§ Exercise requirements
Check each line of the records below and collect those that include the word "huius".
[start Records for the task]
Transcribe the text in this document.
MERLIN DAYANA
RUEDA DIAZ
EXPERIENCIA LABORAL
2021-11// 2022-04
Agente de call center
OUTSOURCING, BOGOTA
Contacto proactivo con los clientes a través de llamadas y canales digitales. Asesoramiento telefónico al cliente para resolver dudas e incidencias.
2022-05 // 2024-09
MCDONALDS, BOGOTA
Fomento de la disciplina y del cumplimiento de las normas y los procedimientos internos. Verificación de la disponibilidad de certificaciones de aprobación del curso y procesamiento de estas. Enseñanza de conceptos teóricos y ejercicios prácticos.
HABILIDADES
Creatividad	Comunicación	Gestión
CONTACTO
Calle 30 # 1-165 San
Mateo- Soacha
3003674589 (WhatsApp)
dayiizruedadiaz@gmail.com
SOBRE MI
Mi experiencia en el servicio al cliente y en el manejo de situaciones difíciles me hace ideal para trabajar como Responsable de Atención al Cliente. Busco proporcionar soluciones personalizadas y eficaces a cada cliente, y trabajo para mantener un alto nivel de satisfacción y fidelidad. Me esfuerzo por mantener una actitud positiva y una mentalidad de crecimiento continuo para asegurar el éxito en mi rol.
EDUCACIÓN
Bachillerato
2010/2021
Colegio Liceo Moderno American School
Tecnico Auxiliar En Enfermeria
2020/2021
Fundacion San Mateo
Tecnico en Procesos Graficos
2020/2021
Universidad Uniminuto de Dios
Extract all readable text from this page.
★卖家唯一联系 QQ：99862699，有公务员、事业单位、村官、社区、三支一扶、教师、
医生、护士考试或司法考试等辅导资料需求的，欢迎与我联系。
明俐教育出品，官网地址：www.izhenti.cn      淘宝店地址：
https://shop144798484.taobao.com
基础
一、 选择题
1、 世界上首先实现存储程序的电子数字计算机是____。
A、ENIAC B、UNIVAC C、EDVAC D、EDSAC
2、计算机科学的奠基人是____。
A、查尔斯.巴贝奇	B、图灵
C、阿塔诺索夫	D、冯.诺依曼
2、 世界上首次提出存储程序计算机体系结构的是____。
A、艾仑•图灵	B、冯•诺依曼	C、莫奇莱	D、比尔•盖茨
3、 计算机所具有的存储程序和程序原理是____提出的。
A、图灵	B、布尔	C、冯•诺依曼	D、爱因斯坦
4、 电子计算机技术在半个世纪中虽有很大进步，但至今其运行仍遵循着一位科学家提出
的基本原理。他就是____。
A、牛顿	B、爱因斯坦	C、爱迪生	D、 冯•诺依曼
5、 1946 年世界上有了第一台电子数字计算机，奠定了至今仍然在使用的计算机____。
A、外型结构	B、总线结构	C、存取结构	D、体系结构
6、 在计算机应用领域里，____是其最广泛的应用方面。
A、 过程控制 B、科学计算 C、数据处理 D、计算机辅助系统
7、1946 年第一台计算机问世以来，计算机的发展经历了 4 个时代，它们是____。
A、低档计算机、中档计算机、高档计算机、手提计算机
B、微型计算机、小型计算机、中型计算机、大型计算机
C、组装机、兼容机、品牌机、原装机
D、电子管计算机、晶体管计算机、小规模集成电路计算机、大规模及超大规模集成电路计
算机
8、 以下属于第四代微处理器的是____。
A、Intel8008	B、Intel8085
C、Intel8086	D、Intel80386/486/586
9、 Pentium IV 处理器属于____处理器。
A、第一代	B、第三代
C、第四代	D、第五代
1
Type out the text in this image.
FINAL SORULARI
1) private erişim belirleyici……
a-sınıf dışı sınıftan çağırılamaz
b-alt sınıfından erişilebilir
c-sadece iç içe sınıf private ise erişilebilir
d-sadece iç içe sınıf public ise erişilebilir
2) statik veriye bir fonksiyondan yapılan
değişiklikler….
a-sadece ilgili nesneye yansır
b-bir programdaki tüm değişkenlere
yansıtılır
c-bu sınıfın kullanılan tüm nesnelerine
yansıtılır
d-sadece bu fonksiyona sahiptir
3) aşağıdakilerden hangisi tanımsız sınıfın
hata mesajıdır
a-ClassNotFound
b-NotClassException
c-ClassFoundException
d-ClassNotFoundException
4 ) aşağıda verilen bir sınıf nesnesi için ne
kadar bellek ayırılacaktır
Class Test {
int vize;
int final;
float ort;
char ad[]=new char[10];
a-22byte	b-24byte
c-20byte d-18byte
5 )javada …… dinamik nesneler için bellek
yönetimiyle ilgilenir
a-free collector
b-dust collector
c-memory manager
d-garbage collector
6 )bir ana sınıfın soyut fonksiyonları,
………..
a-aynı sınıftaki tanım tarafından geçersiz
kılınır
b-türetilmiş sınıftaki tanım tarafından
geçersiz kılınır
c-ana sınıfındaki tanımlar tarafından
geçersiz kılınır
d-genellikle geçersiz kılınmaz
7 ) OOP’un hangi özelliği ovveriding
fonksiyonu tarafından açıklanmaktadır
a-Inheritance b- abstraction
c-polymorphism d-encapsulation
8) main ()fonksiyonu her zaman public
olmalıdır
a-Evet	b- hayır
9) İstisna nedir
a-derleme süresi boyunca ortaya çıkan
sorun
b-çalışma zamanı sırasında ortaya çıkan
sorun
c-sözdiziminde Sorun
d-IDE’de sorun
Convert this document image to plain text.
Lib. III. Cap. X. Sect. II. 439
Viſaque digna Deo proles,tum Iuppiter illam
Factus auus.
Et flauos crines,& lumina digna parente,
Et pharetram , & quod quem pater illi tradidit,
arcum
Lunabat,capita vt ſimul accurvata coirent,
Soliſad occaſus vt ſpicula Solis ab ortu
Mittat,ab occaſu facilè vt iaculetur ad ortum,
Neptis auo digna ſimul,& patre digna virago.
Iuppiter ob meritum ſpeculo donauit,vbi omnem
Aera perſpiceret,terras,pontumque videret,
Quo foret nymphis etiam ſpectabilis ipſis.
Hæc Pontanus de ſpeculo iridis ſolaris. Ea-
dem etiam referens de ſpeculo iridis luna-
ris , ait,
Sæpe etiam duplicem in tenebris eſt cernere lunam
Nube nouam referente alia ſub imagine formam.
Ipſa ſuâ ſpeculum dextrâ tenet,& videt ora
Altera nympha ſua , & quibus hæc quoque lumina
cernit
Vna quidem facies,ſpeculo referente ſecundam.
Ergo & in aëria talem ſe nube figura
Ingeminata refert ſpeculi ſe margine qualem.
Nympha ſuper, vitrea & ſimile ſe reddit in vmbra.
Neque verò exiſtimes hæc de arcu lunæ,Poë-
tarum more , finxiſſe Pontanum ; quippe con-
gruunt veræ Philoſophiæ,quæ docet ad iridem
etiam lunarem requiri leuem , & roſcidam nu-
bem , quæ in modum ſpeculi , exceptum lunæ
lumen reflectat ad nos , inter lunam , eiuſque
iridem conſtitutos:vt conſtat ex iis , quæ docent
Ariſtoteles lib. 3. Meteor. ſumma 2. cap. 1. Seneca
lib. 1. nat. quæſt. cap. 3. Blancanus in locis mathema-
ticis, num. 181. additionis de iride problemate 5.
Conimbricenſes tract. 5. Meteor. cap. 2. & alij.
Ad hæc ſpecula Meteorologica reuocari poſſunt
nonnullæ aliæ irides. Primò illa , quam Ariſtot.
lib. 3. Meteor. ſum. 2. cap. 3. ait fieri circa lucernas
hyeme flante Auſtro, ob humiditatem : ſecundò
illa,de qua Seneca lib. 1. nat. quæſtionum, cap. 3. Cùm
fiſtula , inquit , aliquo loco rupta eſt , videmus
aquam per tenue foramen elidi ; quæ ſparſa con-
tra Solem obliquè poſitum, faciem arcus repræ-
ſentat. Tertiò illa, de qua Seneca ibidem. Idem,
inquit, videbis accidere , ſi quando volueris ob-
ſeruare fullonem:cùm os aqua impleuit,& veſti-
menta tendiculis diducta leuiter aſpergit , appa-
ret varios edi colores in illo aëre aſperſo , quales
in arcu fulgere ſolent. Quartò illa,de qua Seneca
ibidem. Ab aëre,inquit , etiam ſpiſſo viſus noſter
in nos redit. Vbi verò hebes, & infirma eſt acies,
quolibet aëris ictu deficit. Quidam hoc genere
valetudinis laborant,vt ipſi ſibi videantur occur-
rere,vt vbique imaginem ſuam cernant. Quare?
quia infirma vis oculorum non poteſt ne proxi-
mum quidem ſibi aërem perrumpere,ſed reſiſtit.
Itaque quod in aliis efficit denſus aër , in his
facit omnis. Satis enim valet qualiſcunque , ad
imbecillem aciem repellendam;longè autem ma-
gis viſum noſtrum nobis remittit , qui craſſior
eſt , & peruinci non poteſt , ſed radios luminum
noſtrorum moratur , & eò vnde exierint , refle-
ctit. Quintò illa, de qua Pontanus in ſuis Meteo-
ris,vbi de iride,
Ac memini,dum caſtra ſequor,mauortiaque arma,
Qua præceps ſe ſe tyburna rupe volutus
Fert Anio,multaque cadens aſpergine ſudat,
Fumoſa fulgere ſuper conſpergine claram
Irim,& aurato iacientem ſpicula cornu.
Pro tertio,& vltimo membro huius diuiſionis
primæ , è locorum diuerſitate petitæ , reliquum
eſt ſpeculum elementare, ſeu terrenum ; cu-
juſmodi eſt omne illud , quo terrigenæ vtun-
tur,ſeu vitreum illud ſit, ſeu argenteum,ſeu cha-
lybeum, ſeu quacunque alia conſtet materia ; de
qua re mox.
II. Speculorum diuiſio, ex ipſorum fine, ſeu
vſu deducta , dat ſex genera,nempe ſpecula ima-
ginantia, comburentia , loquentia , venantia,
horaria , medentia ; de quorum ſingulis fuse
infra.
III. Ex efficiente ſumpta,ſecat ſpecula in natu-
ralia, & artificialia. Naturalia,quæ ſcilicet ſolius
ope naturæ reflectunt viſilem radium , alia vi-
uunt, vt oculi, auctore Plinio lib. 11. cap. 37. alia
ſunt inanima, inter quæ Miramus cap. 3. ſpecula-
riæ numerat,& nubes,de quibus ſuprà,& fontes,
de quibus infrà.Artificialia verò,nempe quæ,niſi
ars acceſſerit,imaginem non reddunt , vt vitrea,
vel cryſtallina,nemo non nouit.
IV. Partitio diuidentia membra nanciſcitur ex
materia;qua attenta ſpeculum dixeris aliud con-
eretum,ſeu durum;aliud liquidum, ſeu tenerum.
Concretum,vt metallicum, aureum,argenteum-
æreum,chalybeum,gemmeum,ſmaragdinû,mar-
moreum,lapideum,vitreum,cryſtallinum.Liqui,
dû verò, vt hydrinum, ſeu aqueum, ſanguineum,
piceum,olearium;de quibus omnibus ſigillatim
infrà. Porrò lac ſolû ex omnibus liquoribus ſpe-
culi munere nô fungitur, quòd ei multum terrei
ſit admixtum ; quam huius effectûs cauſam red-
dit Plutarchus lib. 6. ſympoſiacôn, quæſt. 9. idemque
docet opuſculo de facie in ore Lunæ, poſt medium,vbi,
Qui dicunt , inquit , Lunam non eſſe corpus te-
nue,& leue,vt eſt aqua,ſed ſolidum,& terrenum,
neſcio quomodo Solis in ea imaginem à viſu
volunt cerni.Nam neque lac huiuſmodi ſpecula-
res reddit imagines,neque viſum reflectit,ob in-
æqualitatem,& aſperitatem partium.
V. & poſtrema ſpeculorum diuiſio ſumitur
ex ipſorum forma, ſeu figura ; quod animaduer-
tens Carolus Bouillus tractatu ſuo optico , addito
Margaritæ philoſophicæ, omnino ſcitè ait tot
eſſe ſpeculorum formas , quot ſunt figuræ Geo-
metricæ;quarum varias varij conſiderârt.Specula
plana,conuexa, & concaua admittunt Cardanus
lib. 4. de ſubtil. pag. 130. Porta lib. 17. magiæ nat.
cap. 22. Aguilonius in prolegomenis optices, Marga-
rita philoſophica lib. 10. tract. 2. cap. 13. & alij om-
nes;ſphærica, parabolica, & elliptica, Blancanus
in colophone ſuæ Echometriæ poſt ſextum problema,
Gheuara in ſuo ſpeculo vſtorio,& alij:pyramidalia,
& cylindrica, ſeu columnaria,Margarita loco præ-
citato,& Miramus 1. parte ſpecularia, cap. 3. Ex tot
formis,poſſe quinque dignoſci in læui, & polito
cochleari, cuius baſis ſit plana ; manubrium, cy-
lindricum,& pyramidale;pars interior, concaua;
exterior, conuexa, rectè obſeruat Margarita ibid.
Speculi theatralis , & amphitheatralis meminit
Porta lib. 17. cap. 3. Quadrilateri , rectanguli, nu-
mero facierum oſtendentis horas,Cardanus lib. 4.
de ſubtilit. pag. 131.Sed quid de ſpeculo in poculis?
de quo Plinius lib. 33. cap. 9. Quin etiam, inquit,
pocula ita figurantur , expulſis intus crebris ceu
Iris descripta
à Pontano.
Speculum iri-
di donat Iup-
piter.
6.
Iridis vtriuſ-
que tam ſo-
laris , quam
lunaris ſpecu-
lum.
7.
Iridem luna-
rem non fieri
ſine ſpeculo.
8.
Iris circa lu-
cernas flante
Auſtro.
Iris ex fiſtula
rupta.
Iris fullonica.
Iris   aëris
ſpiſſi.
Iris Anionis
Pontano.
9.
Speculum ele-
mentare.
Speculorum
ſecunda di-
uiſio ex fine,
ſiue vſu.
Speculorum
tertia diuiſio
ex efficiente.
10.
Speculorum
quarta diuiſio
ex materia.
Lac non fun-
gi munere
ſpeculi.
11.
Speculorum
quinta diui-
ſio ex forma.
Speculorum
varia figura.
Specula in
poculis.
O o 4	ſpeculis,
[end Records for the task]
§ Response for this exercise
Pro tertio,& vltimo membro huius diuiſionis
ſit admixtum ; quam huius effectûs cauſam red-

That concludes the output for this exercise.